**EXERCISE TASK**
Write out the whole listing again, exactly.

___ MATERIAL

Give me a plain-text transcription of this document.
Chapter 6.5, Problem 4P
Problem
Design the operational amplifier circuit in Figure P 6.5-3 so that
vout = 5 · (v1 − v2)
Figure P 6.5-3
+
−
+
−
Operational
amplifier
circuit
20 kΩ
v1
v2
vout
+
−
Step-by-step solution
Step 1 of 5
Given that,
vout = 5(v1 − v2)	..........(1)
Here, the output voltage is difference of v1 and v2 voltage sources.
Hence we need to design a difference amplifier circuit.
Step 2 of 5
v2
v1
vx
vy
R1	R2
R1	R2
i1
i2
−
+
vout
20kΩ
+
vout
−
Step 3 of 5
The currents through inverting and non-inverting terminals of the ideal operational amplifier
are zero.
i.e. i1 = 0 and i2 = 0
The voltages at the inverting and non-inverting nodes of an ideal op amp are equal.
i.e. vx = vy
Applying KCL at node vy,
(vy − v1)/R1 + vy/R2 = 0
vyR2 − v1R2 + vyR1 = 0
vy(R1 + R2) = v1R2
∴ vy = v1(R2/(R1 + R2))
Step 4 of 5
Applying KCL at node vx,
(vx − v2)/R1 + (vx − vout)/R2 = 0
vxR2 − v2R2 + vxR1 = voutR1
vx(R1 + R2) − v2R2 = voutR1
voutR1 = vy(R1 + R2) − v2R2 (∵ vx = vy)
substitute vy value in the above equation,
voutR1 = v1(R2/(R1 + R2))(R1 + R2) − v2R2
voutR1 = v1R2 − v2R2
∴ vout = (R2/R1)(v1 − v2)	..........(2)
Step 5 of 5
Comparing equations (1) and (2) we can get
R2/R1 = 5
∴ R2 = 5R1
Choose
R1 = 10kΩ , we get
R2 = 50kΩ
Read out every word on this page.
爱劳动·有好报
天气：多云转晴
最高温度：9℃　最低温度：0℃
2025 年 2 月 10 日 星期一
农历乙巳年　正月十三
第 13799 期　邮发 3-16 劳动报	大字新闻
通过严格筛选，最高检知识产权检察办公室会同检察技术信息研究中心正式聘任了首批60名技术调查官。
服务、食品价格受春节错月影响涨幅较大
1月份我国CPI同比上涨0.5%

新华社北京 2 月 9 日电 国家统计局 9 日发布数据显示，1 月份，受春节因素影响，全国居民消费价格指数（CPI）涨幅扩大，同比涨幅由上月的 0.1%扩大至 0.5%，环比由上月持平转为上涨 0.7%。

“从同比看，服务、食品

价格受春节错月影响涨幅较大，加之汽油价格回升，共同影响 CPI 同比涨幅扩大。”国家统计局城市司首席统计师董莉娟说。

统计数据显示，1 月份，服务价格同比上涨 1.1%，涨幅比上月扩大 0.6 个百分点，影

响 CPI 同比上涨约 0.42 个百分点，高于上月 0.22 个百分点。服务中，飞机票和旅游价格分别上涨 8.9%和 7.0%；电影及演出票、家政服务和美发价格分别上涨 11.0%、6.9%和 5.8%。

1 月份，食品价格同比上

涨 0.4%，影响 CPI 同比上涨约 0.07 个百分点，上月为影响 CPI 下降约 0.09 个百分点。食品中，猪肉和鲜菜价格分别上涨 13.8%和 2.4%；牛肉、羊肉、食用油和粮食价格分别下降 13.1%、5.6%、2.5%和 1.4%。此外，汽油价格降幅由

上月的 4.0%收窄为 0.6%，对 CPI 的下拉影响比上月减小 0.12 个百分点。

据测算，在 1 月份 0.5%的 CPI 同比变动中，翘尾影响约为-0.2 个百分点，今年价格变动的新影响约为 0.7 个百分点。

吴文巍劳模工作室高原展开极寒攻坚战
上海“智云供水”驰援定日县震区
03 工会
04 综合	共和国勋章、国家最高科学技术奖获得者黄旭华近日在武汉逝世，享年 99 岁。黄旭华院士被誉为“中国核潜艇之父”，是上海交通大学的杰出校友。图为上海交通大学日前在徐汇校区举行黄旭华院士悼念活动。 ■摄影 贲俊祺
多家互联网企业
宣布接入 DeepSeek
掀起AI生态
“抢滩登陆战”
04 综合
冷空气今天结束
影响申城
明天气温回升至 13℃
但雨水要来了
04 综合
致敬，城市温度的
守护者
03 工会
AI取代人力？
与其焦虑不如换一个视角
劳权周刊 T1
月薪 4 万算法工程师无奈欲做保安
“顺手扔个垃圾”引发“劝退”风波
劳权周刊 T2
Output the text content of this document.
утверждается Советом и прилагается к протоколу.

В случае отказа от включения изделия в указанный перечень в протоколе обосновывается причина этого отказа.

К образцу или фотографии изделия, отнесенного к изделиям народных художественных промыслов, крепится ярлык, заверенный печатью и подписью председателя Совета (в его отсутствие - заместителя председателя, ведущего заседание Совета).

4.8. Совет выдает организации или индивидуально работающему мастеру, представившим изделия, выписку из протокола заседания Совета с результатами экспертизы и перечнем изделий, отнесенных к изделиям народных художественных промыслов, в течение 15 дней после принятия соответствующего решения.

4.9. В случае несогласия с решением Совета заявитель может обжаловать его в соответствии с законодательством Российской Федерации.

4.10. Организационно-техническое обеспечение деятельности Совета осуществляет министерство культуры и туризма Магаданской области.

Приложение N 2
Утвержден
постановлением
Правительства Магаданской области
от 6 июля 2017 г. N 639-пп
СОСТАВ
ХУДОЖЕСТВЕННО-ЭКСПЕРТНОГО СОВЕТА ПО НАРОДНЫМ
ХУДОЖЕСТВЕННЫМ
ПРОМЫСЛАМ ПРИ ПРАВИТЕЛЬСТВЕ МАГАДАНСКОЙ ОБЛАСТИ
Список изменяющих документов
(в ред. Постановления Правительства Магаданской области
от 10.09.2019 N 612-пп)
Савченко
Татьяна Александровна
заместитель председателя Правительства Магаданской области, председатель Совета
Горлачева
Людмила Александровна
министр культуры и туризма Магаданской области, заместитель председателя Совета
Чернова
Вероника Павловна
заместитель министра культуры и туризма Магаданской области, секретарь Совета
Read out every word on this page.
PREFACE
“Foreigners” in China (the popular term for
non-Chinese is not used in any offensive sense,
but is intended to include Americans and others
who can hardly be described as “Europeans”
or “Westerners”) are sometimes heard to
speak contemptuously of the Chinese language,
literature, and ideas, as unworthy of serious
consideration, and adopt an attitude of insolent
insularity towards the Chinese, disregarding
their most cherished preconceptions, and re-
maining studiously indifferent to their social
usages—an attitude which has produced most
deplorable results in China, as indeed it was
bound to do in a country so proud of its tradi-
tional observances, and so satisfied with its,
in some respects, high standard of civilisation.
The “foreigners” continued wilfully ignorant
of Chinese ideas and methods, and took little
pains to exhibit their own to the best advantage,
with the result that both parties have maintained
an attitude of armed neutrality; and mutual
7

______

**EXPECTED ANSWER**
Give me a plain-text transcription of this document.
Chapter 6.5, Problem 4P
Problem
Design the operational amplifier circuit in Figure P 6.5-3 so that
vout = 5 · (v1 − v2)
Figure P 6.5-3
+
−
+
−
Operational
amplifier
circuit
20 kΩ
v1
v2
vout
+
−
Step-by-step solution
Step 1 of 5
Given that,
vout = 5(v1 − v2)	..........(1)
Here, the output voltage is difference of v1 and v2 voltage sources.
Hence we need to design a difference amplifier circuit.
Step 2 of 5
v2
v1
vx
vy
R1	R2
R1	R2
i1
i2
−
+
vout
20kΩ
+
vout
−
Step 3 of 5
The currents through inverting and non-inverting terminals of the ideal operational amplifier
are zero.
i.e. i1 = 0 and i2 = 0
The voltages at the inverting and non-inverting nodes of an ideal op amp are equal.
i.e. vx = vy
Applying KCL at node vy,
(vy − v1)/R1 + vy/R2 = 0
vyR2 − v1R2 + vyR1 = 0
vy(R1 + R2) = v1R2
∴ vy = v1(R2/(R1 + R2))
Step 4 of 5
Applying KCL at node vx,
(vx − v2)/R1 + (vx − vout)/R2 = 0
vxR2 − v2R2 + vxR1 = voutR1
vx(R1 + R2) − v2R2 = voutR1
voutR1 = vy(R1 + R2) − v2R2 (∵ vx = vy)
substitute vy value in the above equation,
voutR1 = v1(R2/(R1 + R2))(R1 + R2) − v2R2
voutR1 = v1R2 − v2R2
∴ vout = (R2/R1)(v1 − v2)	..........(2)
Step 5 of 5
Comparing equations (1) and (2) we can get
R2/R1 = 5
∴ R2 = 5R1
Choose
R1 = 10kΩ , we get
R2 = 50kΩ
Read out every word on this page.
爱劳动·有好报
天气：多云转晴
最高温度：9℃　最低温度：0℃
2025 年 2 月 10 日 星期一
农历乙巳年　正月十三
第 13799 期　邮发 3-16 劳动报	大字新闻
通过严格筛选，最高检知识产权检察办公室会同检察技术信息研究中心正式聘任了首批60名技术调查官。
服务、食品价格受春节错月影响涨幅较大
1月份我国CPI同比上涨0.5%

新华社北京 2 月 9 日电 国家统计局 9 日发布数据显示，1 月份，受春节因素影响，全国居民消费价格指数（CPI）涨幅扩大，同比涨幅由上月的 0.1%扩大至 0.5%，环比由上月持平转为上涨 0.7%。

“从同比看，服务、食品

价格受春节错月影响涨幅较大，加之汽油价格回升，共同影响 CPI 同比涨幅扩大。”国家统计局城市司首席统计师董莉娟说。

统计数据显示，1 月份，服务价格同比上涨 1.1%，涨幅比上月扩大 0.6 个百分点，影

响 CPI 同比上涨约 0.42 个百分点，高于上月 0.22 个百分点。服务中，飞机票和旅游价格分别上涨 8.9%和 7.0%；电影及演出票、家政服务和美发价格分别上涨 11.0%、6.9%和 5.8%。

1 月份，食品价格同比上

涨 0.4%，影响 CPI 同比上涨约 0.07 个百分点，上月为影响 CPI 下降约 0.09 个百分点。食品中，猪肉和鲜菜价格分别上涨 13.8%和 2.4%；牛肉、羊肉、食用油和粮食价格分别下降 13.1%、5.6%、2.5%和 1.4%。此外，汽油价格降幅由

上月的 4.0%收窄为 0.6%，对 CPI 的下拉影响比上月减小 0.12 个百分点。

据测算，在 1 月份 0.5%的 CPI 同比变动中，翘尾影响约为-0.2 个百分点，今年价格变动的新影响约为 0.7 个百分点。

吴文巍劳模工作室高原展开极寒攻坚战
上海“智云供水”驰援定日县震区
03 工会
04 综合	共和国勋章、国家最高科学技术奖获得者黄旭华近日在武汉逝世，享年 99 岁。黄旭华院士被誉为“中国核潜艇之父”，是上海交通大学的杰出校友。图为上海交通大学日前在徐汇校区举行黄旭华院士悼念活动。 ■摄影 贲俊祺
多家互联网企业
宣布接入 DeepSeek
掀起AI生态
“抢滩登陆战”
04 综合
冷空气今天结束
影响申城
明天气温回升至 13℃
但雨水要来了
04 综合
致敬，城市温度的
守护者
03 工会
AI取代人力？
与其焦虑不如换一个视角
劳权周刊 T1
月薪 4 万算法工程师无奈欲做保安
“顺手扔个垃圾”引发“劝退”风波
劳权周刊 T2
Output the text content of this document.
утверждается Советом и прилагается к протоколу.

В случае отказа от включения изделия в указанный перечень в протоколе обосновывается причина этого отказа.

К образцу или фотографии изделия, отнесенного к изделиям народных художественных промыслов, крепится ярлык, заверенный печатью и подписью председателя Совета (в его отсутствие - заместителя председателя, ведущего заседание Совета).

4.8. Совет выдает организации или индивидуально работающему мастеру, представившим изделия, выписку из протокола заседания Совета с результатами экспертизы и перечнем изделий, отнесенных к изделиям народных художественных промыслов, в течение 15 дней после принятия соответствующего решения.

4.9. В случае несогласия с решением Совета заявитель может обжаловать его в соответствии с законодательством Российской Федерации.

4.10. Организационно-техническое обеспечение деятельности Совета осуществляет министерство культуры и туризма Магаданской области.

Приложение N 2
Утвержден
постановлением
Правительства Магаданской области
от 6 июля 2017 г. N 639-пп
СОСТАВ
ХУДОЖЕСТВЕННО-ЭКСПЕРТНОГО СОВЕТА ПО НАРОДНЫМ
ХУДОЖЕСТВЕННЫМ
ПРОМЫСЛАМ ПРИ ПРАВИТЕЛЬСТВЕ МАГАДАНСКОЙ ОБЛАСТИ
Список изменяющих документов
(в ред. Постановления Правительства Магаданской области
от 10.09.2019 N 612-пп)
Савченко
Татьяна Александровна
заместитель председателя Правительства Магаданской области, председатель Совета
Горлачева
Людмила Александровна
министр культуры и туризма Магаданской области, заместитель председателя Совета
Чернова
Вероника Павловна
заместитель министра культуры и туризма Магаданской области, секретарь Совета
Read out every word on this page.
PREFACE
“Foreigners” in China (the popular term for
non-Chinese is not used in any offensive sense,
but is intended to include Americans and others
who can hardly be described as “Europeans”
or “Westerners”) are sometimes heard to
speak contemptuously of the Chinese language,
literature, and ideas, as unworthy of serious
consideration, and adopt an attitude of insolent
insularity towards the Chinese, disregarding
their most cherished preconceptions, and re-
maining studiously indifferent to their social
usages—an attitude which has produced most
deplorable results in China, as indeed it was
bound to do in a country so proud of its tradi-
tional observances, and so satisfied with its,
in some respects, high standard of civilisation.
The “foreigners” continued wilfully ignorant
of Chinese ideas and methods, and took little
pains to exhibit their own to the best advantage,
with the result that both parties have maintained
an attitude of armed neutrality; and mutual
7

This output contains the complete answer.